**Written exercise**.
Select all lines in the records that include "series".

=== Supplied data ===

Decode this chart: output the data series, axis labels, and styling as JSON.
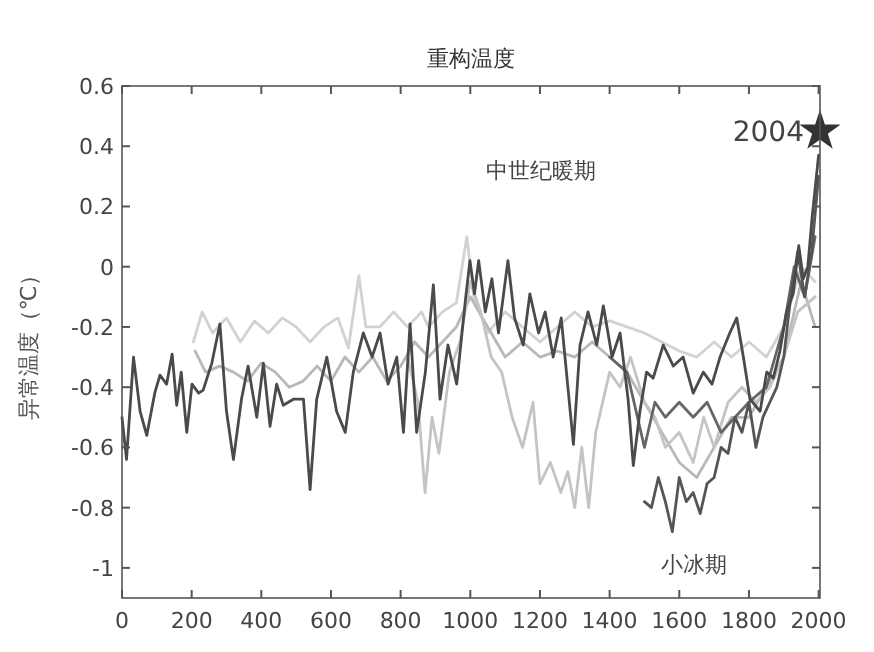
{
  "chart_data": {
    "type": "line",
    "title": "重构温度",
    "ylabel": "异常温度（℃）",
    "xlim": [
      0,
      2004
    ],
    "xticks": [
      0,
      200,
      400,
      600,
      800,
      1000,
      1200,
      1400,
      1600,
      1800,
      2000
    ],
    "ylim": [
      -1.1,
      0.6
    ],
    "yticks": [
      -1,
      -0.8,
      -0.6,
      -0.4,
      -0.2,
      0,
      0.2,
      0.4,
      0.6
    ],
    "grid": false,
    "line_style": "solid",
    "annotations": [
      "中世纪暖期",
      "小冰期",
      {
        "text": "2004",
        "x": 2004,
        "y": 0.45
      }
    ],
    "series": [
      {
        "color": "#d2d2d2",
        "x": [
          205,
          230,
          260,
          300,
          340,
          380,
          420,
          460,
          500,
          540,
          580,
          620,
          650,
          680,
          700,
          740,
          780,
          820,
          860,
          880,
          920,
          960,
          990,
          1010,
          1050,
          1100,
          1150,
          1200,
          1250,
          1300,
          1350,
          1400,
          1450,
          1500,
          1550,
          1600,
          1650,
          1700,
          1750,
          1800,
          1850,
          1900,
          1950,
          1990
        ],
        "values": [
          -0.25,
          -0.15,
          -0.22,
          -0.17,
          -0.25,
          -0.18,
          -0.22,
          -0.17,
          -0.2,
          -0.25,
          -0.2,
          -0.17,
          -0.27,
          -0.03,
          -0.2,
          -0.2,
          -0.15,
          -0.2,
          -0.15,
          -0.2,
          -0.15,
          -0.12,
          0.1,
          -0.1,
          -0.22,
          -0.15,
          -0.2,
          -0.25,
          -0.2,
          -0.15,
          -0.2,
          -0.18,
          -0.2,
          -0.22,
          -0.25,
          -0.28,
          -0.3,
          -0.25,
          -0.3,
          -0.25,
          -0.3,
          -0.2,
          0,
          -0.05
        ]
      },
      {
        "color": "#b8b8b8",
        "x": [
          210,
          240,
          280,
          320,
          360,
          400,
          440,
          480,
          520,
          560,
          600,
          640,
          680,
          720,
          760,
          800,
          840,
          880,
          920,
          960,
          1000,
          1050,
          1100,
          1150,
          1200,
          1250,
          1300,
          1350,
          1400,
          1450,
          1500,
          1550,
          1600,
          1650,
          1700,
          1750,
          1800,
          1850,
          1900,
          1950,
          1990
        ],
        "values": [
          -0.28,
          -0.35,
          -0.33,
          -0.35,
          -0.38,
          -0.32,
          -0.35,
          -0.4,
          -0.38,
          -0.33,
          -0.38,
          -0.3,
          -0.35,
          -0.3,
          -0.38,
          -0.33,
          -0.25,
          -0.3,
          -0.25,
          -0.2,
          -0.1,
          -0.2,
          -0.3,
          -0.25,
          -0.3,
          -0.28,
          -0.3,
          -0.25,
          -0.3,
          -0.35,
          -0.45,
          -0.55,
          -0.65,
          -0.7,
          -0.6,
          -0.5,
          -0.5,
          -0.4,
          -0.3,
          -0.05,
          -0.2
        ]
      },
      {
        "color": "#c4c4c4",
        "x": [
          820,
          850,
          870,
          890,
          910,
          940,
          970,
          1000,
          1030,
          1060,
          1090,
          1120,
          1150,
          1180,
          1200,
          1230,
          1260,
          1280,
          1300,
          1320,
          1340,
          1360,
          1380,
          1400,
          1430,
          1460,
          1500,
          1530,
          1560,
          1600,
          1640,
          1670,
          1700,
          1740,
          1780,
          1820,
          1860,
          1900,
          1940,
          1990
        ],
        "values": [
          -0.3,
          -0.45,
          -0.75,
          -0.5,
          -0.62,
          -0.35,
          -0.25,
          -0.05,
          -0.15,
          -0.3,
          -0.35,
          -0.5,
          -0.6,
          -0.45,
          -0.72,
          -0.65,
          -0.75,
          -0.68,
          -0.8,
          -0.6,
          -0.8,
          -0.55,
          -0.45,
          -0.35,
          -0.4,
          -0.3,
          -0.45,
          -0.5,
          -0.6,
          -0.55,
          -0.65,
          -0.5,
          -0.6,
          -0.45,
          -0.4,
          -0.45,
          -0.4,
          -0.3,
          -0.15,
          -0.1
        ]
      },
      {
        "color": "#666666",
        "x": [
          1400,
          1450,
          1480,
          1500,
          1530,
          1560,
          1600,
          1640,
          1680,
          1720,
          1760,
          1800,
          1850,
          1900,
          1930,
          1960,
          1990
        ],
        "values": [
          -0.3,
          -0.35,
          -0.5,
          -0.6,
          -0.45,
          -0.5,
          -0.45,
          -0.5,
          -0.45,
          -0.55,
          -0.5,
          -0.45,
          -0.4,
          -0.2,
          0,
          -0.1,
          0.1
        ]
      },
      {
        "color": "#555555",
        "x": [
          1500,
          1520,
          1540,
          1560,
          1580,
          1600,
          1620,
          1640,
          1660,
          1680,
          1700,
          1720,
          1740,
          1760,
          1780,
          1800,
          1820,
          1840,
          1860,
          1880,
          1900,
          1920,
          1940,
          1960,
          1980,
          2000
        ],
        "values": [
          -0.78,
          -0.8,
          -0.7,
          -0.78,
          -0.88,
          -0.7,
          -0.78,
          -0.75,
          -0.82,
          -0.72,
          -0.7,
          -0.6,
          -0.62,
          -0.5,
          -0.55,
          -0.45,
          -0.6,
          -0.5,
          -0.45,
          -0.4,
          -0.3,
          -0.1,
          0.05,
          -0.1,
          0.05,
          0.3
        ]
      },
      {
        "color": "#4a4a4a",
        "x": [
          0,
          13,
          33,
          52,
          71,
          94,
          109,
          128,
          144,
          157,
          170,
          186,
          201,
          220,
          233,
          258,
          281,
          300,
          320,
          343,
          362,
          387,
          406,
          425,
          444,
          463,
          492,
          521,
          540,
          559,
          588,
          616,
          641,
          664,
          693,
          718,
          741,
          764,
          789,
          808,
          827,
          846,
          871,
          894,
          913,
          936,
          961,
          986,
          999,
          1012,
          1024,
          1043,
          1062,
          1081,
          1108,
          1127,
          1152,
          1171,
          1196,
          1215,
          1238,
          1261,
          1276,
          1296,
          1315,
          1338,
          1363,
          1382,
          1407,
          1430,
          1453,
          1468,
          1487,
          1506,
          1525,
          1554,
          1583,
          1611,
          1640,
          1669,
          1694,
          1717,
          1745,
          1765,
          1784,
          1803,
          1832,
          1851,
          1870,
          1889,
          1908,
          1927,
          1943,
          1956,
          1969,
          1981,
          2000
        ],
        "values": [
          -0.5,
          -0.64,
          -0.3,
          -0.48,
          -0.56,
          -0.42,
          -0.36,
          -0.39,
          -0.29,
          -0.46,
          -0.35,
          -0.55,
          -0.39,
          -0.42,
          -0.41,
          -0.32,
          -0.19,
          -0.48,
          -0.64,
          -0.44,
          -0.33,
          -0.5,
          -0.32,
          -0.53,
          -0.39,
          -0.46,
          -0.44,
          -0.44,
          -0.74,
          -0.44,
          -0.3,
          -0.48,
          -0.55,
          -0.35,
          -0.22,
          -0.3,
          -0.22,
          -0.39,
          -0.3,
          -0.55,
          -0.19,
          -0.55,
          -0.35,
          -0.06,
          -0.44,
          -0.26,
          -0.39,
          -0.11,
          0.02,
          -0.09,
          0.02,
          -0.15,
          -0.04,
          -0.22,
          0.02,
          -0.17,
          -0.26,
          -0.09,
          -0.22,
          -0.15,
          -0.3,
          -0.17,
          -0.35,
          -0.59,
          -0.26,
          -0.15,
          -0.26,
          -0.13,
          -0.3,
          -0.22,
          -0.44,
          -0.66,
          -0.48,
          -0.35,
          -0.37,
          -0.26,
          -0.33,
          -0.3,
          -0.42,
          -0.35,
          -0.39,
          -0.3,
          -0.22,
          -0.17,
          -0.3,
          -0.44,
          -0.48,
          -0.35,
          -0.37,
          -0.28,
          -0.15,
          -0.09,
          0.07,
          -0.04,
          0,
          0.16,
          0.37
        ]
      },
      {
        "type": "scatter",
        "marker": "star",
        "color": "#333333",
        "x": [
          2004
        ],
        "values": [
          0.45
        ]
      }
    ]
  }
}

===

**Written solution**.
Decode this chart: output the data series, axis labels, and styling as JSON.
    "series": [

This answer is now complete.